> [Постановка задачи A] В каком городе, согласно исходному фрагменту, проводилось формирование чешской дружины?

> [Исходный фрагмент]
С момента вторжения в Австрийские пределы чешская дружина как войсковая часть перестанет существовать. Выделив целую сеть агитаторов, она распылится среди чешского населения Австро-Венгрии, работая по созданию благоприятной обстановки для наших войск, а также побуждая чехов к восстанию с оружием в руках против австрийцев»11. Именно поэтому формирование чешской дружины (такое наименование присвоили чешской войсковой части) проводилось путем набора добровольцев. Также предусматривалось присутствие при начальнике дружины специального уполномоченного Союза чехословацких обществ в России (СЧОР), отвечающего за связь между офицерским составом и солдатами-чехами, а на театре военных действий — за агитационную деятельность среди чешского населения.
Кроме того, принимая во внимание дальнейшее развитие чешского вопроса, верховное командование русской армии опасалось, что «широкая поддержка России чехословаков в стремлении их провозгласить свою независимость от Австро-Венгрии может создать для названных народностей род миража и, в случае неосуществления их заветных мечтаний, вызовет чувство горького разочарования и некоторого неудовольствия против России»12.
Однако высказываемые сомнения не могли приостановить выполнение Высочайшего повеления о формировании чешской дружины. В течение августа 1914 г. Отдел по устройству и службе войск Главного управления Генерального штаба выработал основания для организации чешских частей.
Формирование проводилось в Киеве как наиболее центральном из пунктов с более или менее значительным чешским населением. Вся деятельность по набору добровольцев для означенных формирований возлагалась на чешские общества Петербурга, Москвы, Киева, Одессы, причем Киевское общество по своим функциям объявлялось главным. Данные общества должны были командировать в населенные чехами местности своих уполномоченных, которые занимались набором добровольцев и направляли их в Киевское общество. Последнее передавало принятых добровольцев в распоряжение штаба Киевского военного округа. Одновременно решался вопрос о принятии чешских добровольцев в русское подданство.
В зависимости от числа добровольцев штаб округа должен был сформировать одну или несколько чешских частей. Помимо славянского состава, которого явно не хватало для создания полнокровной дружины, выделались кадровые нижние чины из запасных батальонов округа13.

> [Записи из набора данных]
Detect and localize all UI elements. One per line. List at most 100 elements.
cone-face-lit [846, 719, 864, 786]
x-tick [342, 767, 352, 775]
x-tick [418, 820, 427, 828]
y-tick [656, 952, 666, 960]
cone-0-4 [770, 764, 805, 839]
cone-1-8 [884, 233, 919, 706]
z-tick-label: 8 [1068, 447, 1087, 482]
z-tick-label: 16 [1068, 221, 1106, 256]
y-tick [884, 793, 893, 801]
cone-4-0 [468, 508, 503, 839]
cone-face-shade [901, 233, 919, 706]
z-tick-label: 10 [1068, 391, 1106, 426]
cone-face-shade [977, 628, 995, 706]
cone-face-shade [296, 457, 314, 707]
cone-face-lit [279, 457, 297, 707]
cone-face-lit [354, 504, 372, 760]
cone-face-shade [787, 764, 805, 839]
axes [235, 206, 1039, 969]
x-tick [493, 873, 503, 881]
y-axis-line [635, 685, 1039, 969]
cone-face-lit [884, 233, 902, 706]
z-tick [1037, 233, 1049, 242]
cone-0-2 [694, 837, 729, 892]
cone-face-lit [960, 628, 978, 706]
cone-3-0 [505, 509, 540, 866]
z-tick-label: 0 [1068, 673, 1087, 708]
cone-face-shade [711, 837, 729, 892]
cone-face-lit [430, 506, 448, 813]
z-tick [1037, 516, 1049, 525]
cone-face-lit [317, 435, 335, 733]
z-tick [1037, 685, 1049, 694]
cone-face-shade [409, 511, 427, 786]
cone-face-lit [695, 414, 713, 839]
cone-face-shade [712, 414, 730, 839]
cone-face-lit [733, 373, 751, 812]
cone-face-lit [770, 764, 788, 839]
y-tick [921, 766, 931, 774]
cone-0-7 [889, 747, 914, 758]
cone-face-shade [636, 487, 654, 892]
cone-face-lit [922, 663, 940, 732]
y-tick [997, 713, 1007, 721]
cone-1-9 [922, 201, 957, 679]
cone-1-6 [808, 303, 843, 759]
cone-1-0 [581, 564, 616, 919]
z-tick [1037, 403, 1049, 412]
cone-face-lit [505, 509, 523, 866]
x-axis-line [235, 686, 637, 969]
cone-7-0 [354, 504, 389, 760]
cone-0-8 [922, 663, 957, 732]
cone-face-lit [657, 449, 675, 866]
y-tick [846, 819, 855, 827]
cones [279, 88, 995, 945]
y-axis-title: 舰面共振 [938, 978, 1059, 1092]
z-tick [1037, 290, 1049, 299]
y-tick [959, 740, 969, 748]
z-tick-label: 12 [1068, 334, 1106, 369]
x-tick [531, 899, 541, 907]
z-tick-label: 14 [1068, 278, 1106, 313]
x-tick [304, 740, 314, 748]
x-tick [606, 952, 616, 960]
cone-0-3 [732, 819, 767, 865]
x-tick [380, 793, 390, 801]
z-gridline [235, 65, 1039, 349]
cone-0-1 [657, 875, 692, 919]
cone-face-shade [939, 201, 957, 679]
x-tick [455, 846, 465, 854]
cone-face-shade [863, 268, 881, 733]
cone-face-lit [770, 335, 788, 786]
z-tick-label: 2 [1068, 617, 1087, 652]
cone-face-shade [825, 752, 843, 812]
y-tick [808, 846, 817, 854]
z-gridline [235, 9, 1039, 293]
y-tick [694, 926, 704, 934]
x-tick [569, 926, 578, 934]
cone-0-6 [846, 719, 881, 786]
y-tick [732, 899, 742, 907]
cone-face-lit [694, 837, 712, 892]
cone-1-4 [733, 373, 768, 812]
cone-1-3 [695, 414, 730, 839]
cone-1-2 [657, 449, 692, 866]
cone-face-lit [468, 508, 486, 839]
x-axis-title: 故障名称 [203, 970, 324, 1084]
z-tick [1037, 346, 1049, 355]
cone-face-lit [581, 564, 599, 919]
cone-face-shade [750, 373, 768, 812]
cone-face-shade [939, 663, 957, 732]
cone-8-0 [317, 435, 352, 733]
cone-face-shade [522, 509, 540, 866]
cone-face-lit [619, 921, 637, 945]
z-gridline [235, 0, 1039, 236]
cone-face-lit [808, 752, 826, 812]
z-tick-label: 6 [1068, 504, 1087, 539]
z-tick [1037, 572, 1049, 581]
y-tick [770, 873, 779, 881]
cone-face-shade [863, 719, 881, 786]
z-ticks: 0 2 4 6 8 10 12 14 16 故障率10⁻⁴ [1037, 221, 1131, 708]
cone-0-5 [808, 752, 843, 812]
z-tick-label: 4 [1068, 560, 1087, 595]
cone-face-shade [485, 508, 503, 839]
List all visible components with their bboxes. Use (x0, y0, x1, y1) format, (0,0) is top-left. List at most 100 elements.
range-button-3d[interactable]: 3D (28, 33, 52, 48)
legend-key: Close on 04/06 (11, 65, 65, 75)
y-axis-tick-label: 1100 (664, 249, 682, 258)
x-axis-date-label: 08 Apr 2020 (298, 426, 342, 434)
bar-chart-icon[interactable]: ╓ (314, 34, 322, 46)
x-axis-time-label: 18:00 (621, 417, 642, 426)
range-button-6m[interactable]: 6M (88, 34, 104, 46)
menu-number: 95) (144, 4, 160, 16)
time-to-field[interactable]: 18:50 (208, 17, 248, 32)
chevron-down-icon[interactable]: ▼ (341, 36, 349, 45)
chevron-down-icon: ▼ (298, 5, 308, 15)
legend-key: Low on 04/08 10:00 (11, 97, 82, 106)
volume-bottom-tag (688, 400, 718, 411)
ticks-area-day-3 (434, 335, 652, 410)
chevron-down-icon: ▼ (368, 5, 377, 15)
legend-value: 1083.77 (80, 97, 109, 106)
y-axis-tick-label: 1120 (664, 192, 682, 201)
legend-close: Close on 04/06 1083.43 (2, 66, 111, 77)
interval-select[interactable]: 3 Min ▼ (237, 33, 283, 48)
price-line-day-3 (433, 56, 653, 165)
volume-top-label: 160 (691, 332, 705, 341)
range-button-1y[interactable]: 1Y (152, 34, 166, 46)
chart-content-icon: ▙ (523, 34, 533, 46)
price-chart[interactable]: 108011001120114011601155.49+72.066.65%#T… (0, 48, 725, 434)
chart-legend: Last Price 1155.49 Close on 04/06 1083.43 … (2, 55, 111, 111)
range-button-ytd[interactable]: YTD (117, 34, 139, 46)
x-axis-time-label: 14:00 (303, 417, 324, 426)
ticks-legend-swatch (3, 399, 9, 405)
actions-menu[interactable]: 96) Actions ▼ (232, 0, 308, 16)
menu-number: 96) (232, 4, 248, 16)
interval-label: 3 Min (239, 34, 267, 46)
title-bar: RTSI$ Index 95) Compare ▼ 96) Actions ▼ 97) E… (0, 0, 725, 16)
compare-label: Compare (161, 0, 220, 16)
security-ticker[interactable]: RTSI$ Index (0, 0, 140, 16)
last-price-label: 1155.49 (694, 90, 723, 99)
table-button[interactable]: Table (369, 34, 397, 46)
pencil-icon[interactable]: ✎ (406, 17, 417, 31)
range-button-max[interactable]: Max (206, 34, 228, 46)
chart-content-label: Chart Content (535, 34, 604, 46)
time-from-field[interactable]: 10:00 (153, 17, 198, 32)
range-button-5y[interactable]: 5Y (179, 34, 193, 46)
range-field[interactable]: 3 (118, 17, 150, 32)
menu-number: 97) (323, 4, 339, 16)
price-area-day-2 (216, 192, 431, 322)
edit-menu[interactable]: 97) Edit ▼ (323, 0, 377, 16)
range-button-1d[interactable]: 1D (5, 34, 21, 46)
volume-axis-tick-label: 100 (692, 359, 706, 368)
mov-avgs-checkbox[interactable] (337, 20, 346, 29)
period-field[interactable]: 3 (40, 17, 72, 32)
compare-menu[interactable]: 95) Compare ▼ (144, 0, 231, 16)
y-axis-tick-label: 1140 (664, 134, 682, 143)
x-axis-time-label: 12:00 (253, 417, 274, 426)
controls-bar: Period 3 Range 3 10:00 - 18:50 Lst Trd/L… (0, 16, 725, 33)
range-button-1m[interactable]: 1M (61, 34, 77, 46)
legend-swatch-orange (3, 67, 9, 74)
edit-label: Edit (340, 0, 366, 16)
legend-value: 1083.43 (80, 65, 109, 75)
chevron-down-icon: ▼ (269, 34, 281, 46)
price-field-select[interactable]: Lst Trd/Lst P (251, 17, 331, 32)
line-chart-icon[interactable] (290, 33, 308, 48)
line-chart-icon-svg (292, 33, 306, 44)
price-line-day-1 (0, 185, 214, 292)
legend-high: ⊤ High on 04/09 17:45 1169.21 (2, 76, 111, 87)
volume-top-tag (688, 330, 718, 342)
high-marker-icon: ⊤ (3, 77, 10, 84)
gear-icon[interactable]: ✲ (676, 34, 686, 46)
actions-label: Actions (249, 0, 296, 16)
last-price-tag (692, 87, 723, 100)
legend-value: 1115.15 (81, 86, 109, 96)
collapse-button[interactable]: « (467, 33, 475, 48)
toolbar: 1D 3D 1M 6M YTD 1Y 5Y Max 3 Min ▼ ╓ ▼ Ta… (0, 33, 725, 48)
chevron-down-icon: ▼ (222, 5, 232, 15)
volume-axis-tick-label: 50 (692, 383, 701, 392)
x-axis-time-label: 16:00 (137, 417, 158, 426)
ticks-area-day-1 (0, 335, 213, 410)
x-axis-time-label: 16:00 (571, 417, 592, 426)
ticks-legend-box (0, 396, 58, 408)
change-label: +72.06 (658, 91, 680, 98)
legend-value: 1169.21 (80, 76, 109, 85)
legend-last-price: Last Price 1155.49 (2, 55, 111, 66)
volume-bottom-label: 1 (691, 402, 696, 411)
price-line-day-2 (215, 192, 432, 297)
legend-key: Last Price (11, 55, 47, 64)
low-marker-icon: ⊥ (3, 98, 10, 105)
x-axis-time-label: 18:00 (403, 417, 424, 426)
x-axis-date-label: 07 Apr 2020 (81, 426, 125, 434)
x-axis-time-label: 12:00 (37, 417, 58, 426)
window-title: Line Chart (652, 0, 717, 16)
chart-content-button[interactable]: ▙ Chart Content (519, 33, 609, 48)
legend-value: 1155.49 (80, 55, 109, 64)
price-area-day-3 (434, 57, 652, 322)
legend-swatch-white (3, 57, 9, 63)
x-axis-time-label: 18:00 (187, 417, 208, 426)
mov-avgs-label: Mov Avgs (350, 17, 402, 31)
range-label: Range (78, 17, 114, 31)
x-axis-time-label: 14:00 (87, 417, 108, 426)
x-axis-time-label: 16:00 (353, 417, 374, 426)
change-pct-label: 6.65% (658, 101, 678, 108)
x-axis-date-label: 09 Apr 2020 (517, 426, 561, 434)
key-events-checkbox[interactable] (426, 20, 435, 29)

> [Постановка задачи B] Перепишите дословно записи с самого их начала до строки, где есть «z-tick [1037, 290, 1049, 299]», включая эту строку.

> [Результат задачи A] В Киеве.

> [Результат задачи B]
Detect and localize all UI elements. One per line. List at most 100 elements.
cone-face-lit [846, 719, 864, 786]
x-tick [342, 767, 352, 775]
x-tick [418, 820, 427, 828]
y-tick [656, 952, 666, 960]
cone-0-4 [770, 764, 805, 839]
cone-1-8 [884, 233, 919, 706]
z-tick-label: 8 [1068, 447, 1087, 482]
z-tick-label: 16 [1068, 221, 1106, 256]
y-tick [884, 793, 893, 801]
cone-4-0 [468, 508, 503, 839]
cone-face-shade [901, 233, 919, 706]
z-tick-label: 10 [1068, 391, 1106, 426]
cone-face-shade [977, 628, 995, 706]
cone-face-shade [296, 457, 314, 707]
cone-face-lit [279, 457, 297, 707]
cone-face-lit [354, 504, 372, 760]
cone-face-shade [787, 764, 805, 839]
axes [235, 206, 1039, 969]
x-tick [493, 873, 503, 881]
y-axis-line [635, 685, 1039, 969]
cone-face-lit [884, 233, 902, 706]
z-tick [1037, 233, 1049, 242]
cone-0-2 [694, 837, 729, 892]
cone-face-lit [960, 628, 978, 706]
cone-3-0 [505, 509, 540, 866]
z-tick-label: 0 [1068, 673, 1087, 708]
cone-face-shade [711, 837, 729, 892]
cone-face-lit [430, 506, 448, 813]
z-tick [1037, 516, 1049, 525]
cone-face-lit [317, 435, 335, 733]
z-tick [1037, 685, 1049, 694]
cone-face-shade [409, 511, 427, 786]
cone-face-lit [695, 414, 713, 839]
cone-face-shade [712, 414, 730, 839]
cone-face-lit [733, 373, 751, 812]
cone-face-lit [770, 764, 788, 839]
y-tick [921, 766, 931, 774]
cone-0-7 [889, 747, 914, 758]
cone-face-shade [636, 487, 654, 892]
cone-face-lit [922, 663, 940, 732]
y-tick [997, 713, 1007, 721]
cone-1-9 [922, 201, 957, 679]
cone-1-6 [808, 303, 843, 759]
cone-1-0 [581, 564, 616, 919]
z-tick [1037, 403, 1049, 412]
cone-face-lit [505, 509, 523, 866]
x-axis-line [235, 686, 637, 969]
cone-7-0 [354, 504, 389, 760]
cone-0-8 [922, 663, 957, 732]
cone-face-lit [657, 449, 675, 866]
y-tick [846, 819, 855, 827]
cones [279, 88, 995, 945]
y-axis-title: 舰面共振 [938, 978, 1059, 1092]
z-tick [1037, 290, 1049, 299]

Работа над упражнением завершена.